■ Aim ■
How many lines of these entries include the string "Weekly"? State the number alone.
** Start of Records shown **
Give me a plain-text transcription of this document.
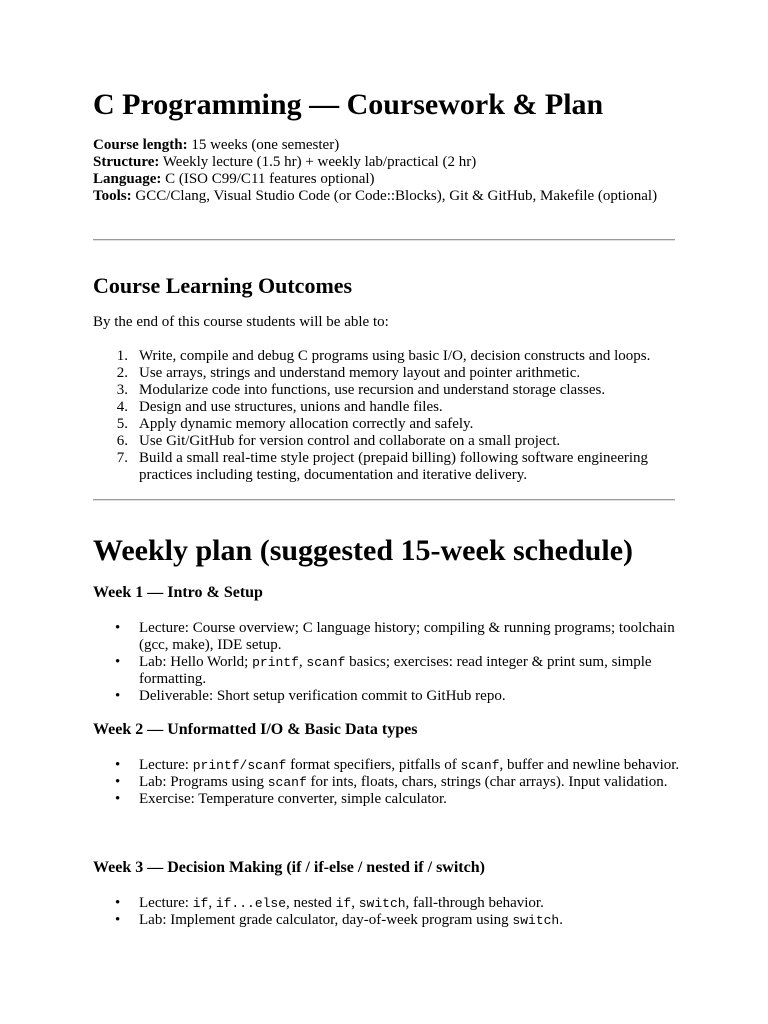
C Programming — Coursework & Plan
Course length: 15 weeks (one semester)
Structure: Weekly lecture (1.5 hr) + weekly lab/practical (2 hr)
Language: C (ISO C99/C11 features optional)
Tools: GCC/Clang, Visual Studio Code (or Code::Blocks), Git & GitHub, Makefile (optional)
Course Learning Outcomes
By the end of this course students will be able to:
1. Write, compile and debug C programs using basic I/O, decision constructs and loops.
2. Use arrays, strings and understand memory layout and pointer arithmetic.
3. Modularize code into functions, use recursion and understand storage classes.
4. Design and use structures, unions and handle files.
5. Apply dynamic memory allocation correctly and safely.
6. Use Git/GitHub for version control and collaborate on a small project.
7. Build a small real-time style project (prepaid billing) following software engineering practices including testing, documentation and iterative delivery.
Weekly plan (suggested 15-week schedule)
Week 1 — Intro & Setup
• Lecture: Course overview; C language history; compiling & running programs; toolchain (gcc, make), IDE setup.
• Lab: Hello World; printf, scanf basics; exercises: read integer & print sum, simple formatting.
• Deliverable: Short setup verification commit to GitHub repo.
Week 2 — Unformatted I/O & Basic Data types
• Lecture: printf/scanf format specifiers, pitfalls of scanf, buffer and newline behavior.
• Lab: Programs using scanf for ints, floats, chars, strings (char arrays). Input validation.
• Exercise: Temperature converter, simple calculator.
Week 3 — Decision Making (if / if-else / nested if / switch)
• Lecture: if, if...else, nested if, switch, fall-through behavior.
• Lab: Implement grade calculator, day-of-week program using switch.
** End of Records shown **
■ Solution to the problem ■
2